====== DATA SUPPLIED
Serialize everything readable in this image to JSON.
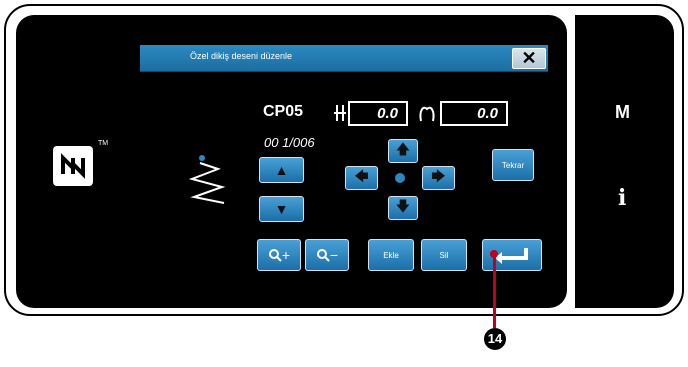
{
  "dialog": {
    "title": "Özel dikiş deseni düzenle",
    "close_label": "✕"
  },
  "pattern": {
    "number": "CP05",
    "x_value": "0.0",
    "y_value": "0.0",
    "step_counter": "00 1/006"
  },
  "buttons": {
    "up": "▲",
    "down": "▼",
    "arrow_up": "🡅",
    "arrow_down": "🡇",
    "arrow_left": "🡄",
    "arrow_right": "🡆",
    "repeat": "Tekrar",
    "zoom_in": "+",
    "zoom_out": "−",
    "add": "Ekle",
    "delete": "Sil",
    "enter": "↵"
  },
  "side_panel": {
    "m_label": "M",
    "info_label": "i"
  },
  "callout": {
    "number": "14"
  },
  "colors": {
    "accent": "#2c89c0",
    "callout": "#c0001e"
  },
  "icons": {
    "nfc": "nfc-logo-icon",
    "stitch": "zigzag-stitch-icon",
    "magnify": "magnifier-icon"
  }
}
============
====== DATA SUPPLIED
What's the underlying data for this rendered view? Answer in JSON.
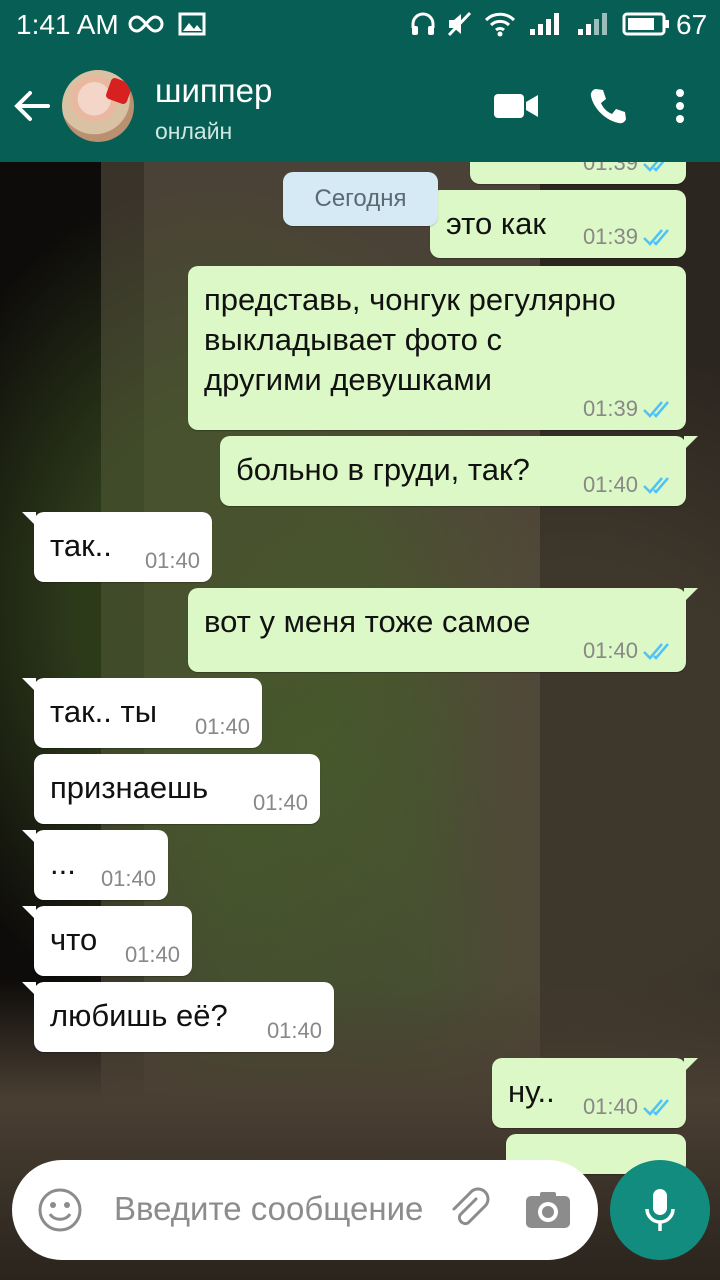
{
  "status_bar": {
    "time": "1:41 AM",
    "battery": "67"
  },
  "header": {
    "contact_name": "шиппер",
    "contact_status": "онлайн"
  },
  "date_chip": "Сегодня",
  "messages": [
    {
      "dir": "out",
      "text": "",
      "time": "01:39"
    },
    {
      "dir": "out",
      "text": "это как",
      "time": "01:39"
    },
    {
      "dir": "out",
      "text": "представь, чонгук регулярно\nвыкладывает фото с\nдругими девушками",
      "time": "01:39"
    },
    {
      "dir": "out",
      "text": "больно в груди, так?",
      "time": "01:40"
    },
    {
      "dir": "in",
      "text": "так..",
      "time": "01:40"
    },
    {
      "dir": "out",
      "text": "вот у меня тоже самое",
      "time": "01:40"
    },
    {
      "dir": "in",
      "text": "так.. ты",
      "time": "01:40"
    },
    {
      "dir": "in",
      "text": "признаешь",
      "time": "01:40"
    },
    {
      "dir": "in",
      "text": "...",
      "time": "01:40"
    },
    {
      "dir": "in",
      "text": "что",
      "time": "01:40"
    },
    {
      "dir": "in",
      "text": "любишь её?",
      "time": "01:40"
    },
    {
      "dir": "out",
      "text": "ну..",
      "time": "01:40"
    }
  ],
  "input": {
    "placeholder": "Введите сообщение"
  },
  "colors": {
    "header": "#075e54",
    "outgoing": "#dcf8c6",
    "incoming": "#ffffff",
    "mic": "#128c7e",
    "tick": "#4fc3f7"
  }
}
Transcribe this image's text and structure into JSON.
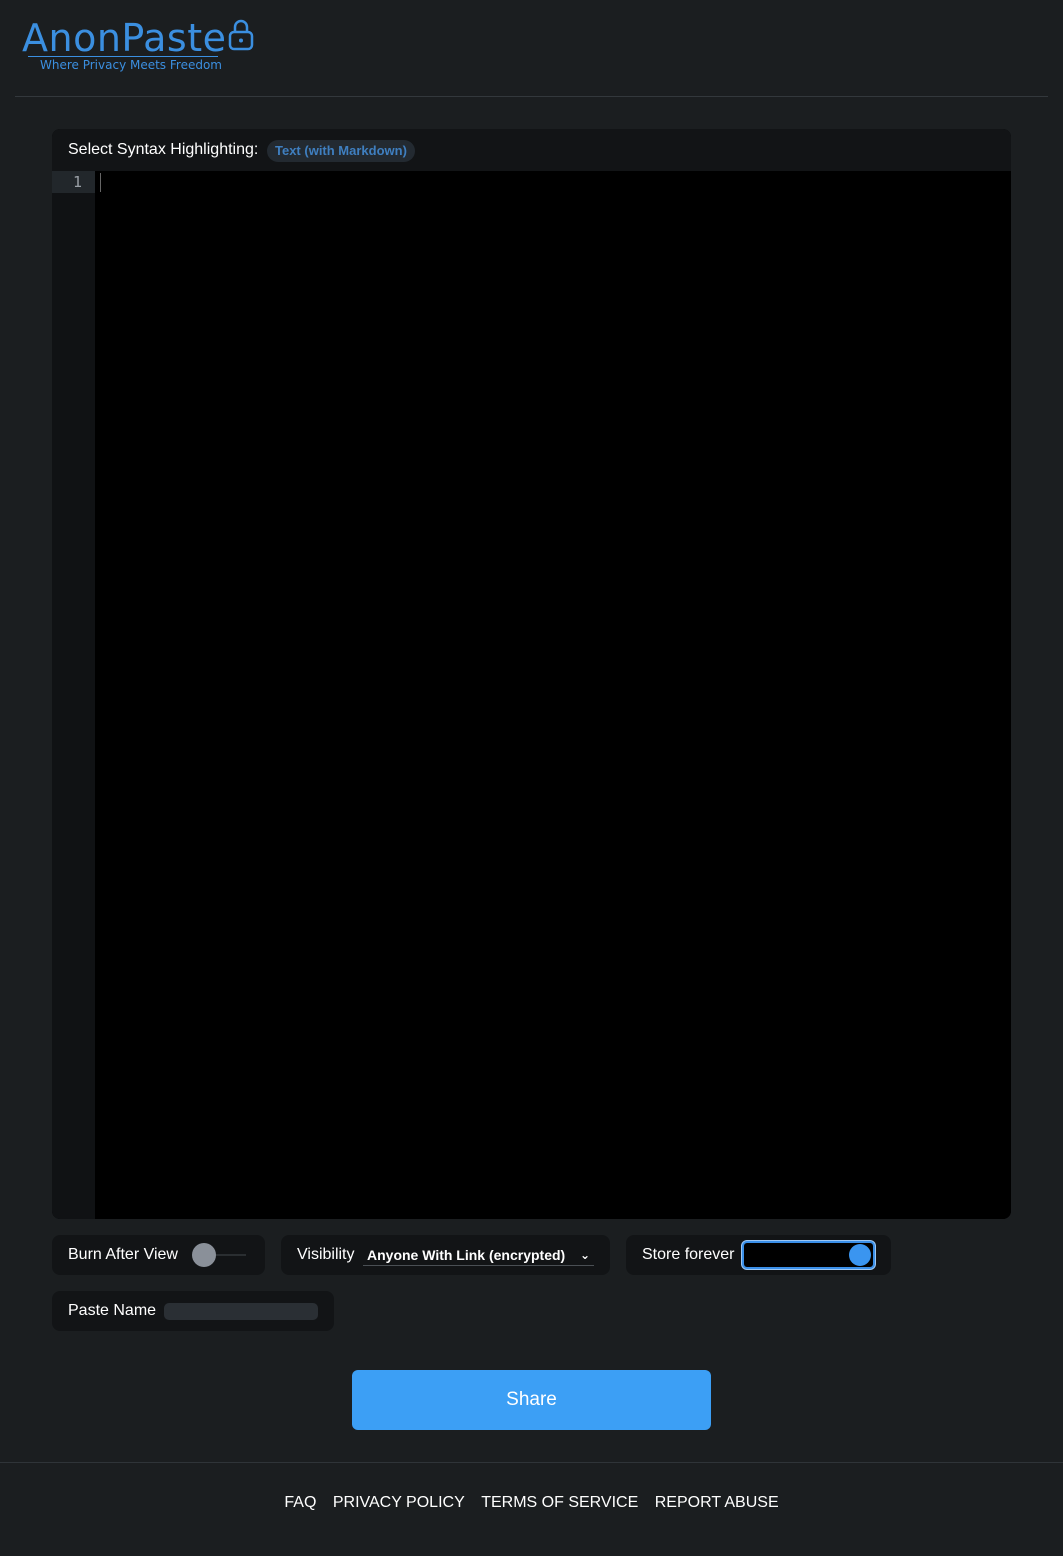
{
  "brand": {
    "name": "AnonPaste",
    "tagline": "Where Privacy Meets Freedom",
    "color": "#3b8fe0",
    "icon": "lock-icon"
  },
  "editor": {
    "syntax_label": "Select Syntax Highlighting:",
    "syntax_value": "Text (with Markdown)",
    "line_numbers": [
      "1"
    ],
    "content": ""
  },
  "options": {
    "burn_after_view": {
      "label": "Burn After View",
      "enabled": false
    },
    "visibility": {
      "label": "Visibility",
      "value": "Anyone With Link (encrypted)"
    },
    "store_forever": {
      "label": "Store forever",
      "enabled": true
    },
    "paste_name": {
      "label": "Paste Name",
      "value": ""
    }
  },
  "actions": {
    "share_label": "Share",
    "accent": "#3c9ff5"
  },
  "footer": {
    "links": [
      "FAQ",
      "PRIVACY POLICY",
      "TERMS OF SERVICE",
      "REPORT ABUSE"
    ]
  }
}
============
====== DATA SUPPLIED
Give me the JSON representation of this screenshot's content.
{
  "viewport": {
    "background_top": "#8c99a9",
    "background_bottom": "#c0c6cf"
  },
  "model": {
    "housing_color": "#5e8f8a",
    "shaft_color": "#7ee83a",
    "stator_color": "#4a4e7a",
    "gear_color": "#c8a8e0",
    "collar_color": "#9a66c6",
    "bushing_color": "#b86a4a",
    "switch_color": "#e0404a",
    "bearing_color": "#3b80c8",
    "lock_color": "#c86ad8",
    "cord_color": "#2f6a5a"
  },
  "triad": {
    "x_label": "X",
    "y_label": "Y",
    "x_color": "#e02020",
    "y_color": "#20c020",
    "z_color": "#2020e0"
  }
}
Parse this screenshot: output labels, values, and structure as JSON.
============
§ REQUIRED TASK
Take the line containing "Give me the" and the line containing "Parse this screenshot: output". Write out both and all lines between, exactly, and nothing more.

§ EXPECTED OUTPUT
Give me the JSON representation of this screenshot's content.
{
  "viewport": {
    "background_top": "#8c99a9",
    "background_bottom": "#c0c6cf"
  },
  "model": {
    "housing_color": "#5e8f8a",
    "shaft_color": "#7ee83a",
    "stator_color": "#4a4e7a",
    "gear_color": "#c8a8e0",
    "collar_color": "#9a66c6",
    "bushing_color": "#b86a4a",
    "switch_color": "#e0404a",
    "bearing_color": "#3b80c8",
    "lock_color": "#c86ad8",
    "cord_color": "#2f6a5a"
  },
  "triad": {
    "x_label": "X",
    "y_label": "Y",
    "x_color": "#e02020",
    "y_color": "#20c020",
    "z_color": "#2020e0"
  }
}
Parse this screenshot: output labels, values, and structure as JSON.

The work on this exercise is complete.